▸ TASK DIRECTIONS
List each line of the data in which the string "mnemonic" appears.

▸ DATASET CONTENT
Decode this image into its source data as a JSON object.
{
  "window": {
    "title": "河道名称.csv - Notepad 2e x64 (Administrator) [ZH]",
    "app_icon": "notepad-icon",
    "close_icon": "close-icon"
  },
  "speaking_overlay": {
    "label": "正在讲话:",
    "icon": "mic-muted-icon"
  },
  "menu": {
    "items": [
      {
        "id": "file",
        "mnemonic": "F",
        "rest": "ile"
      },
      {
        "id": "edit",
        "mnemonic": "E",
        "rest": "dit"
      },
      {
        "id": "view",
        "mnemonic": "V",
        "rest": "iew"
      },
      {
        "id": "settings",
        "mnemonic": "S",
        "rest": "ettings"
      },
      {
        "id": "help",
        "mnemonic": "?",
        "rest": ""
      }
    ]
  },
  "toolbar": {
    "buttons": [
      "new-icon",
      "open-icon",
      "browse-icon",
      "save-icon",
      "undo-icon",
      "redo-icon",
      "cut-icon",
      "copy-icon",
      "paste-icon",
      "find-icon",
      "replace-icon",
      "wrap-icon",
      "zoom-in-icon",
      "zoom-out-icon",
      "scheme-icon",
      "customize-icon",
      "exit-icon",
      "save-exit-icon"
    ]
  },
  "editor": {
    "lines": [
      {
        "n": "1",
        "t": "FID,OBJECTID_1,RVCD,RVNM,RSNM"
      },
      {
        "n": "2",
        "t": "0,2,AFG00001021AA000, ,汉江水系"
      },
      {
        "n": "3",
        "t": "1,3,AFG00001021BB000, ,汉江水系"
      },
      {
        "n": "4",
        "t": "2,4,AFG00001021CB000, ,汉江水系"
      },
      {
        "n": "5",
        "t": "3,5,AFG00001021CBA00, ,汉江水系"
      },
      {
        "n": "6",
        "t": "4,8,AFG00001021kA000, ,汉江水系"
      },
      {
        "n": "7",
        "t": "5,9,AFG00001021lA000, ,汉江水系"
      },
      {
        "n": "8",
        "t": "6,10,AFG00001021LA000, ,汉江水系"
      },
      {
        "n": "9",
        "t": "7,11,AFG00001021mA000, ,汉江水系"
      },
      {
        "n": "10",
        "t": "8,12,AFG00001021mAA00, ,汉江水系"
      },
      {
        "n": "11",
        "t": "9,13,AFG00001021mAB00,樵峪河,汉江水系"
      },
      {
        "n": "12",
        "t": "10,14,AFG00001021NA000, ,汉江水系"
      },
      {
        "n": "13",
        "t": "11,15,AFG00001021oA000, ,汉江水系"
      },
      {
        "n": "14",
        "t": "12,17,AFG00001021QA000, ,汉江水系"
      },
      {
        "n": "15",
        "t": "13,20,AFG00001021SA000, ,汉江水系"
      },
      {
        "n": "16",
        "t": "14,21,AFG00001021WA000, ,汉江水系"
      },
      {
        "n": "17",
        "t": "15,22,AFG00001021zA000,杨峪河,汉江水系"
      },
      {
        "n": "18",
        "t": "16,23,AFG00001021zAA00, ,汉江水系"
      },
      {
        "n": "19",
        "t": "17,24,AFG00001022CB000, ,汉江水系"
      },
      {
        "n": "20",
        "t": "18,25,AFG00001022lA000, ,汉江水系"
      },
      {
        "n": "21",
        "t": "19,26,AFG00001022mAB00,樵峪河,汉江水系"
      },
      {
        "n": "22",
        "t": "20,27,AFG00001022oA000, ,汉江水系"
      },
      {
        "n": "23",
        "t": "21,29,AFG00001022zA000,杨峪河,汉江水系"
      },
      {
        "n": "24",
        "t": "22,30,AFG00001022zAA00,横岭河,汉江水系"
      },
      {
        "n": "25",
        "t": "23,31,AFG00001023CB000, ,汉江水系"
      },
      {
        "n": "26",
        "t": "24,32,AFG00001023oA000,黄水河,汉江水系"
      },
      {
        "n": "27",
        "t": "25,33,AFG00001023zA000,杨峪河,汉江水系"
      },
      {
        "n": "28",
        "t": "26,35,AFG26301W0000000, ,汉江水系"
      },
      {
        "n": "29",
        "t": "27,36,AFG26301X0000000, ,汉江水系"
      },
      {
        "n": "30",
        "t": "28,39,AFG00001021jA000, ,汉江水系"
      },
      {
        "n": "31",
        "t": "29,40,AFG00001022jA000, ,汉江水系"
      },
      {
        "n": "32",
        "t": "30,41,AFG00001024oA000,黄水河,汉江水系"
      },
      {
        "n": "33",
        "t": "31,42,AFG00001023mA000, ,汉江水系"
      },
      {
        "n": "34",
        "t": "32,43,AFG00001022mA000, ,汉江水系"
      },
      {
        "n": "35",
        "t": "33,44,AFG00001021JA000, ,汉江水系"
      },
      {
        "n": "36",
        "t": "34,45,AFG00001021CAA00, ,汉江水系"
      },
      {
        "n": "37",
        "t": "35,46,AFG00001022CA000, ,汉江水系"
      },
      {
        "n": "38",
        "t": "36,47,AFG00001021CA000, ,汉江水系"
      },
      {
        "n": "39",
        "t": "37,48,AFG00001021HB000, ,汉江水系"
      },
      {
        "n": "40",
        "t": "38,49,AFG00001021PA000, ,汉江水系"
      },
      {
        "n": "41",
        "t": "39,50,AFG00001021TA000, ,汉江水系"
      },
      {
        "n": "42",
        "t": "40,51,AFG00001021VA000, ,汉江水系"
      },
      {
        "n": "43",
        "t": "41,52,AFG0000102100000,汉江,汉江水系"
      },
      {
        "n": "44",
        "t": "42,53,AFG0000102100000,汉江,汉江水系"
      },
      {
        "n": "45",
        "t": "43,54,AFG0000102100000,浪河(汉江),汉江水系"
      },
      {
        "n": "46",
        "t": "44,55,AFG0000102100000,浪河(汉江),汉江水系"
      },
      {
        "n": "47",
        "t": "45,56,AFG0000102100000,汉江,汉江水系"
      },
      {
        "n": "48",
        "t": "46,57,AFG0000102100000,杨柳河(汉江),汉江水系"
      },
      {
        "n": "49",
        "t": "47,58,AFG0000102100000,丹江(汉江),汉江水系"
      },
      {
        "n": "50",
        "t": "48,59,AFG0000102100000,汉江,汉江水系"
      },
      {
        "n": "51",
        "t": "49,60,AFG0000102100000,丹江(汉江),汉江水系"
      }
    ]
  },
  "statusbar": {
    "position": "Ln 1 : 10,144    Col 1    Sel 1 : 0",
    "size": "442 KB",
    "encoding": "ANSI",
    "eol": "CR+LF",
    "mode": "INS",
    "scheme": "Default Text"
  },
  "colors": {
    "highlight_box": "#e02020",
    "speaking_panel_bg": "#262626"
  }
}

▸ CORRECT RESULT
        "mnemonic": "F",
        "mnemonic": "E",
        "mnemonic": "V",
        "mnemonic": "S",
        "mnemonic": "?",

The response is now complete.